Exercise task:
Find the string "secondhand" in the data, then copy every line where it is found.

Stored records
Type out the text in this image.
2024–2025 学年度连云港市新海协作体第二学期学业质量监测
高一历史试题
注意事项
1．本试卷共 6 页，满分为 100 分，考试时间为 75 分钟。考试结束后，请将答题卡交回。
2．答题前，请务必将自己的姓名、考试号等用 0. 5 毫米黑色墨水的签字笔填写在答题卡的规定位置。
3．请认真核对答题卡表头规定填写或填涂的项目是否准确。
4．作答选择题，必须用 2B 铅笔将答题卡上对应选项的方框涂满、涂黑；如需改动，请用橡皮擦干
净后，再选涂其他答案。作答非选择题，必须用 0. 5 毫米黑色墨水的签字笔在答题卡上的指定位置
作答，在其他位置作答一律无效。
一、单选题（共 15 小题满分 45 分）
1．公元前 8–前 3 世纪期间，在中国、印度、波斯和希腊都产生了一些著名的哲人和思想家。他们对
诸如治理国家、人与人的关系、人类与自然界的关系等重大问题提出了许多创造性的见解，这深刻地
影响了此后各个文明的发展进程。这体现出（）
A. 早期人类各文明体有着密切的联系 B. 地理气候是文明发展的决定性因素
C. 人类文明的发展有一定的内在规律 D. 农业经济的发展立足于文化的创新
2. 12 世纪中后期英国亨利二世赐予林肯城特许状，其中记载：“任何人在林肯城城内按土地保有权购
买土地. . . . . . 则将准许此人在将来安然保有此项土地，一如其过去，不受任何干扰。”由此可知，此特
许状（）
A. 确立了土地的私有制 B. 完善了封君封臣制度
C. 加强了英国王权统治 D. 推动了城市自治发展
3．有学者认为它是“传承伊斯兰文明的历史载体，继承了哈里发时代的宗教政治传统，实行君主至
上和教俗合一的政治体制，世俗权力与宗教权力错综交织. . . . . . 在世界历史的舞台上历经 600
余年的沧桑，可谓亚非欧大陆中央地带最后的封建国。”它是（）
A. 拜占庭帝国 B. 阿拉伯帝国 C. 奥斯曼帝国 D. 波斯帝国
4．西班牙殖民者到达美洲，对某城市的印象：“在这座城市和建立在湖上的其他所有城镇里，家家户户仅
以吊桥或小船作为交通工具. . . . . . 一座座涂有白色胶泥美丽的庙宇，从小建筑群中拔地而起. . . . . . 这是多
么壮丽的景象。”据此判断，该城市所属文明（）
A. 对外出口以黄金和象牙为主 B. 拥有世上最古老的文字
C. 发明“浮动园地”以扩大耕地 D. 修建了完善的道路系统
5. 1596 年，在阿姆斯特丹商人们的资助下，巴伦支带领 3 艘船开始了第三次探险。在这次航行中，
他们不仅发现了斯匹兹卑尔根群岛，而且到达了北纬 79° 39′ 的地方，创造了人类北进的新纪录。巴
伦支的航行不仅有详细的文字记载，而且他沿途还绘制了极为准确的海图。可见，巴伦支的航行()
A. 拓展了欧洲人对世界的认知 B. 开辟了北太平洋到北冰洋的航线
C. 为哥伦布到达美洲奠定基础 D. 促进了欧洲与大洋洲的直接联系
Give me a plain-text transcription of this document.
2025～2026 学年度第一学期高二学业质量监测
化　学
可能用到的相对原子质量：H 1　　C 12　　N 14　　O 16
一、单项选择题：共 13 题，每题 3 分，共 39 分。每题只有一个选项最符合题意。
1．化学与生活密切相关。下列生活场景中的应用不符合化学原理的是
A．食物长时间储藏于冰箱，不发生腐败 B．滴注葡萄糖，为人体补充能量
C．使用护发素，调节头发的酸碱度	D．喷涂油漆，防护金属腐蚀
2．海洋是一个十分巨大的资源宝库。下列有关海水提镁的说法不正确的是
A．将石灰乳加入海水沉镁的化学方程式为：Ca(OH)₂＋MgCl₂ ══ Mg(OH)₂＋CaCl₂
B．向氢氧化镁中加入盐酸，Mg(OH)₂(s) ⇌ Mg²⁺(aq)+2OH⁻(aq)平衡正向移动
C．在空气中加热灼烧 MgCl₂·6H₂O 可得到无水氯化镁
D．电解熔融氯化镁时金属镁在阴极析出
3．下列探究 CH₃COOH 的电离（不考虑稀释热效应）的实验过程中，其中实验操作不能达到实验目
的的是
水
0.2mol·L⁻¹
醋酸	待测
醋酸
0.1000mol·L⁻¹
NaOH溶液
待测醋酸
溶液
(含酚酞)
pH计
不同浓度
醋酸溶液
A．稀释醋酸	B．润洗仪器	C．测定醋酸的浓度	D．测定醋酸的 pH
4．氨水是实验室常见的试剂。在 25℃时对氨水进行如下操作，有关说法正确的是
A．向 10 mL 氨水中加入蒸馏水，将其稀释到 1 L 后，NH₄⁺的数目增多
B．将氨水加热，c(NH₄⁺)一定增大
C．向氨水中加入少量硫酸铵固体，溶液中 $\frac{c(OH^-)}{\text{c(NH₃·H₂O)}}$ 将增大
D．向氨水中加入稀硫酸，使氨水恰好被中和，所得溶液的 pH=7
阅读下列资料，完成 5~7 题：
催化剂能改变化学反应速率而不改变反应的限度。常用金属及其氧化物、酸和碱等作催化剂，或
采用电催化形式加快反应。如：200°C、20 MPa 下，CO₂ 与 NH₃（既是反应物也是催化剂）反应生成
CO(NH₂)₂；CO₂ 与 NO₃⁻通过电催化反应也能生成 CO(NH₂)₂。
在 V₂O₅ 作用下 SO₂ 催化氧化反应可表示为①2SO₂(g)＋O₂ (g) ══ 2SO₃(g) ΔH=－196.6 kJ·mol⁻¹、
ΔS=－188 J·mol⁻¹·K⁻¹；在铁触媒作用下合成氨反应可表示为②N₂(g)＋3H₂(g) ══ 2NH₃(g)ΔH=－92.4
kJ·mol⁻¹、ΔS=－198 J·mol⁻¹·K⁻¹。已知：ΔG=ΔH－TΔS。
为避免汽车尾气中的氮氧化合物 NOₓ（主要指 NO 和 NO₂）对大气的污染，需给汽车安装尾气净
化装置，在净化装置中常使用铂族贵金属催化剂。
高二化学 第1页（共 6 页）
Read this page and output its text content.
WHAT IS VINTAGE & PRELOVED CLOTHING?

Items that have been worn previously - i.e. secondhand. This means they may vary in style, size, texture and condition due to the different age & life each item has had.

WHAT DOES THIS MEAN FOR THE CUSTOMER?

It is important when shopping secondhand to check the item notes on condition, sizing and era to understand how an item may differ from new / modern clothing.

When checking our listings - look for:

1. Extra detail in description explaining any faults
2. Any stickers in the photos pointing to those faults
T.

Task result:
Items that have been worn previously - i.e. secondhand. This means they may vary in style, size, texture and condition due to the different age & life each item has had.
It is important when shopping secondhand to check the item notes on condition, sizing and era to understand how an item may differ from new / modern clothing.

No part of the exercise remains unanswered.